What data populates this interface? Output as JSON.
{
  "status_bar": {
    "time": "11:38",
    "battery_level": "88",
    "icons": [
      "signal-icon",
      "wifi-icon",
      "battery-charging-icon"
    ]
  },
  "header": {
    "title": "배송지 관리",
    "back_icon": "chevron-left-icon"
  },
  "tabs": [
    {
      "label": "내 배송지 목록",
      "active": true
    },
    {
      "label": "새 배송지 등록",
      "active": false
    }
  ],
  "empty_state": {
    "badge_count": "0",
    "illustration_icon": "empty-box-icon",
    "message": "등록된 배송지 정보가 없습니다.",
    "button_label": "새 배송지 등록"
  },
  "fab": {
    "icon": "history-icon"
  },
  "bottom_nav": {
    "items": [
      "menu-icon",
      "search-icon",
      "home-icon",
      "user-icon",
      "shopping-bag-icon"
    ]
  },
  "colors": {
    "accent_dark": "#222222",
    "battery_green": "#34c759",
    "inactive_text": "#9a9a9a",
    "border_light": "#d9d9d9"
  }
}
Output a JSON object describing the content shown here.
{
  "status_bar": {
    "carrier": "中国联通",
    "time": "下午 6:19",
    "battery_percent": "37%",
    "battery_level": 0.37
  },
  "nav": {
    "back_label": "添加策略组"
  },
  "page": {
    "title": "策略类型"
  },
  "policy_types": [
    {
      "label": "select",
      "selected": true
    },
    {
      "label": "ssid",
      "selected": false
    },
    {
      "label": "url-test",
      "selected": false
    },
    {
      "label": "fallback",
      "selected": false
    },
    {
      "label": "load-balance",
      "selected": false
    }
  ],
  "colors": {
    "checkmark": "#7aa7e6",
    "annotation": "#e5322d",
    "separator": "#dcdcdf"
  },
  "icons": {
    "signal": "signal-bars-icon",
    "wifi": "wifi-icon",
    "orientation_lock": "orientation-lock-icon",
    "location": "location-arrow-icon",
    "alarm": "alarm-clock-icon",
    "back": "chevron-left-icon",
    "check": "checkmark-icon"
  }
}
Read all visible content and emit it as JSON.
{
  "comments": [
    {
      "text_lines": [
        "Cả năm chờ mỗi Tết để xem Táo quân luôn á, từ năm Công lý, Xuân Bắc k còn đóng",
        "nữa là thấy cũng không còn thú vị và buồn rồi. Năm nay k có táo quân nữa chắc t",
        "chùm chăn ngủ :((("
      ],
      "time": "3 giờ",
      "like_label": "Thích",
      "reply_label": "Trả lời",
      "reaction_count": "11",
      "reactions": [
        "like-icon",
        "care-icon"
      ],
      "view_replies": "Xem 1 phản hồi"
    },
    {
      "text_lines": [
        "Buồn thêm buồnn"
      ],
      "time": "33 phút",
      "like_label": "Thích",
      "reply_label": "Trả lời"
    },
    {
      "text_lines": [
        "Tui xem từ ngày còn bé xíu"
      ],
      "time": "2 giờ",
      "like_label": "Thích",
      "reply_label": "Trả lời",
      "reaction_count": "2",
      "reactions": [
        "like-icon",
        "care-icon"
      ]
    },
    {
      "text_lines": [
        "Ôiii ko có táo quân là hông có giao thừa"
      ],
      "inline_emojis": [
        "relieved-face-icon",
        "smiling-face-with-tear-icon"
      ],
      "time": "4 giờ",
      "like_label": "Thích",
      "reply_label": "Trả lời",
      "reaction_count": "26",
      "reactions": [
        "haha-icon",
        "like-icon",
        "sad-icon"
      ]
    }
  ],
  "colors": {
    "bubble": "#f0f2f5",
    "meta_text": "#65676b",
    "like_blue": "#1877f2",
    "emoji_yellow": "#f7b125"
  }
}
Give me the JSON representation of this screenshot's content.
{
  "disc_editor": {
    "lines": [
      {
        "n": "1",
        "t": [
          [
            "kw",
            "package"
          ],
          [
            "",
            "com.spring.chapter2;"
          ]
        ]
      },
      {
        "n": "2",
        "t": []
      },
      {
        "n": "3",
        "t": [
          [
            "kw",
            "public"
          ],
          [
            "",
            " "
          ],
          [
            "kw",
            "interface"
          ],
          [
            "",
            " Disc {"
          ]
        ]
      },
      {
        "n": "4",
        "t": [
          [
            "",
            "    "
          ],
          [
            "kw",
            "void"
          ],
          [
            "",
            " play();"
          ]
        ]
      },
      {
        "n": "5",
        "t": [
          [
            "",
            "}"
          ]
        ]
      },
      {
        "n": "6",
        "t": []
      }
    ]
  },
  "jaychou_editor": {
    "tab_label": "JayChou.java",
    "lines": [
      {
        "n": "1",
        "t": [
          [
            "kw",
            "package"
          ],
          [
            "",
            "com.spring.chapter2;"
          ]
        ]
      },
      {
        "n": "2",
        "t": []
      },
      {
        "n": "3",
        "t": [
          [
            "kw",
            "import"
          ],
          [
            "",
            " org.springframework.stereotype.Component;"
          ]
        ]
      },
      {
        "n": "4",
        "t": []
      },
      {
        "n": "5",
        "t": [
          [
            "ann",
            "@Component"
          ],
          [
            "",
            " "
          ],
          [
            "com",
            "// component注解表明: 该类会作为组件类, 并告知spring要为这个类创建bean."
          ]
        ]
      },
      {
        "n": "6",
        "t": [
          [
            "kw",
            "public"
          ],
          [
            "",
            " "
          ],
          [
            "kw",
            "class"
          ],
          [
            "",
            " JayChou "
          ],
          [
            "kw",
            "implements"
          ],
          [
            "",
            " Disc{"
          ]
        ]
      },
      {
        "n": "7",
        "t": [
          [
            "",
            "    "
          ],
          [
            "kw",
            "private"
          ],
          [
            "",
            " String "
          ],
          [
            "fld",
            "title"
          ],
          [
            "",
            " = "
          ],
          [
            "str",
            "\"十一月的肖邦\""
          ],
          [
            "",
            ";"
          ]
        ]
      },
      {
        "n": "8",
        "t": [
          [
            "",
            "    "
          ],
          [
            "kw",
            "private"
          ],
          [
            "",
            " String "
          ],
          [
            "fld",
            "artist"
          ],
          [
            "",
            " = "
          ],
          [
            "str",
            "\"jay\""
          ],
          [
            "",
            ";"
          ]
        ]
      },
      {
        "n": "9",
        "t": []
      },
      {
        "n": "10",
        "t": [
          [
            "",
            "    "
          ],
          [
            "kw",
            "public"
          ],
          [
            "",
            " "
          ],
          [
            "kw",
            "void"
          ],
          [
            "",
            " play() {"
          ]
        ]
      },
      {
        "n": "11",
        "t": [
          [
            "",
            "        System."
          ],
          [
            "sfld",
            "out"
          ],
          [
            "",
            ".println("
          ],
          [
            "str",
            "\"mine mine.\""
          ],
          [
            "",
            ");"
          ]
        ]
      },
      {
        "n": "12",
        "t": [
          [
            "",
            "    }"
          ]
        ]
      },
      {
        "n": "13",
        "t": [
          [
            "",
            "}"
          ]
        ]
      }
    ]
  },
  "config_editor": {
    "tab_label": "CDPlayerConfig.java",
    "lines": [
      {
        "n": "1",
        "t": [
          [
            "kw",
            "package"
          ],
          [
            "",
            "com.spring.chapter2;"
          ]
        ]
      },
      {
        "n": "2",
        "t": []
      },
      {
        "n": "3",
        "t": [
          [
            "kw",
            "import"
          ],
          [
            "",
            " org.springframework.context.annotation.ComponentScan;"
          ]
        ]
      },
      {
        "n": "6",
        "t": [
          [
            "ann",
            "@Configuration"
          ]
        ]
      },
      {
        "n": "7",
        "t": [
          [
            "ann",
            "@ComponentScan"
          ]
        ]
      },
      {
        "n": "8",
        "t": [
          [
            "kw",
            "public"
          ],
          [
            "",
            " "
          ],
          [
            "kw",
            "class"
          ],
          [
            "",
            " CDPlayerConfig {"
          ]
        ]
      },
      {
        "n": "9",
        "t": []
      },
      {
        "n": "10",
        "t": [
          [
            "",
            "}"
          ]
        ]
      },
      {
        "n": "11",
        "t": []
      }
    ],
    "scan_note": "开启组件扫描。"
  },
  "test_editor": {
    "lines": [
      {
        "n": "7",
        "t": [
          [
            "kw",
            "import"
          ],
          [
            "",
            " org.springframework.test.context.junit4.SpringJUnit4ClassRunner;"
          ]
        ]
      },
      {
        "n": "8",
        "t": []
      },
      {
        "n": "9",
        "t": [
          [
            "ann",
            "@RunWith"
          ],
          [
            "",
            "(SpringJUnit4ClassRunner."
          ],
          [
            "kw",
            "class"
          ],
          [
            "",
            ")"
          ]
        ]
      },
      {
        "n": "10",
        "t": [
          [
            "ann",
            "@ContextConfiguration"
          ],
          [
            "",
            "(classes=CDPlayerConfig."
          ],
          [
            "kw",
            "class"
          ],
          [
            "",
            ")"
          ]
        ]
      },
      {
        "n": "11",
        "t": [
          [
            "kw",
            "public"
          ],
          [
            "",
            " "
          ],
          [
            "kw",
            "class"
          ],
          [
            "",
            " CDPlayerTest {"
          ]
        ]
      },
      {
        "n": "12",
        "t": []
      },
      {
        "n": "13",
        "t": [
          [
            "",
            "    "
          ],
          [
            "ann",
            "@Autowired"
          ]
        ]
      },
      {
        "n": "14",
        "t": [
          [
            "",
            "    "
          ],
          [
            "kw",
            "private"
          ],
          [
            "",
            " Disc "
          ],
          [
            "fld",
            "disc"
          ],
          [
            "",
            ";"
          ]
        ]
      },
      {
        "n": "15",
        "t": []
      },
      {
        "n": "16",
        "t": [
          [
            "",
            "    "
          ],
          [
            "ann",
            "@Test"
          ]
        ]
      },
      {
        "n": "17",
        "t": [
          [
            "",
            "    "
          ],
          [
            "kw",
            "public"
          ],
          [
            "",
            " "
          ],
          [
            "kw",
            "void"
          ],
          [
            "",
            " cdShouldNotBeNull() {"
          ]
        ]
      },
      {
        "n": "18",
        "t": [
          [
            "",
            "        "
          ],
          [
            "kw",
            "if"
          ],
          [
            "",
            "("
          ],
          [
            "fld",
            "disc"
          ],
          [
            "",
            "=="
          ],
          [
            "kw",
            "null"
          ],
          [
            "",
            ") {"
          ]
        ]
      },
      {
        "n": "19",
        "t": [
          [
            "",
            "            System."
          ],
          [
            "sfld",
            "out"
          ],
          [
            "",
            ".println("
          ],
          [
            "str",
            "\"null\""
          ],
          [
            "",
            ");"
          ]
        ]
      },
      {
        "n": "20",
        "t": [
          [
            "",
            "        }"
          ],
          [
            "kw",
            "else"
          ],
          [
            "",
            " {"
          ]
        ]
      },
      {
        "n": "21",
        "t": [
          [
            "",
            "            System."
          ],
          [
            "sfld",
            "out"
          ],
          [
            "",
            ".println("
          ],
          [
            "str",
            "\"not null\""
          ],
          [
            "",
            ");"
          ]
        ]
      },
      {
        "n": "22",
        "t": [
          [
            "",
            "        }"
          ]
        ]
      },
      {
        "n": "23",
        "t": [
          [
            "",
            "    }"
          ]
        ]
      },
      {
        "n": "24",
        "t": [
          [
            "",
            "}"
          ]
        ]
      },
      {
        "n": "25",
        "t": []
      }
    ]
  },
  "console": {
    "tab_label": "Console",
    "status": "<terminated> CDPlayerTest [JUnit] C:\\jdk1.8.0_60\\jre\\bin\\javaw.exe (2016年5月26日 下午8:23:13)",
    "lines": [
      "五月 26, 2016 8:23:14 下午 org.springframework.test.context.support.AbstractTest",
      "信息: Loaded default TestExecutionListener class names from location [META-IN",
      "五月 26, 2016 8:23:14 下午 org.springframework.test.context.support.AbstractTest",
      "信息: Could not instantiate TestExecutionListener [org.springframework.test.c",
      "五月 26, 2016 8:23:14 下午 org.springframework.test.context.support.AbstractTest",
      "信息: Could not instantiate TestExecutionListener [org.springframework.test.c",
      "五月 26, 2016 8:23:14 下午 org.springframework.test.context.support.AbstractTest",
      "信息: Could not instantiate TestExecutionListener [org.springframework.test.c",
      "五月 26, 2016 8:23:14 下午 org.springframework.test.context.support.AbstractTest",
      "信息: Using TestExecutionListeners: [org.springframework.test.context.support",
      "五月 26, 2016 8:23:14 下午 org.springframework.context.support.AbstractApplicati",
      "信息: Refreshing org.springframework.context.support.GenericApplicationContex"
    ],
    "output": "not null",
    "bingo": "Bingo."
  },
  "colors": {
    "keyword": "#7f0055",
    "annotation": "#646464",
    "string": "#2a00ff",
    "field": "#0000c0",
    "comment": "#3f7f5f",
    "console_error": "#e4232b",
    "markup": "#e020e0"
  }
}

************

SET TASK
Search the data above for lines holding "quân" and copy each of them.

CORRECT RESULT
        "Cả năm chờ mỗi Tết để xem Táo quân luôn á, từ năm Công lý, Xuân Bắc k còn đóng",
        "nữa là thấy cũng không còn thú vị và buồn rồi. Năm nay k có táo quân nữa chắc t",
        "Ôiii ko có táo quân là hông có giao thừa"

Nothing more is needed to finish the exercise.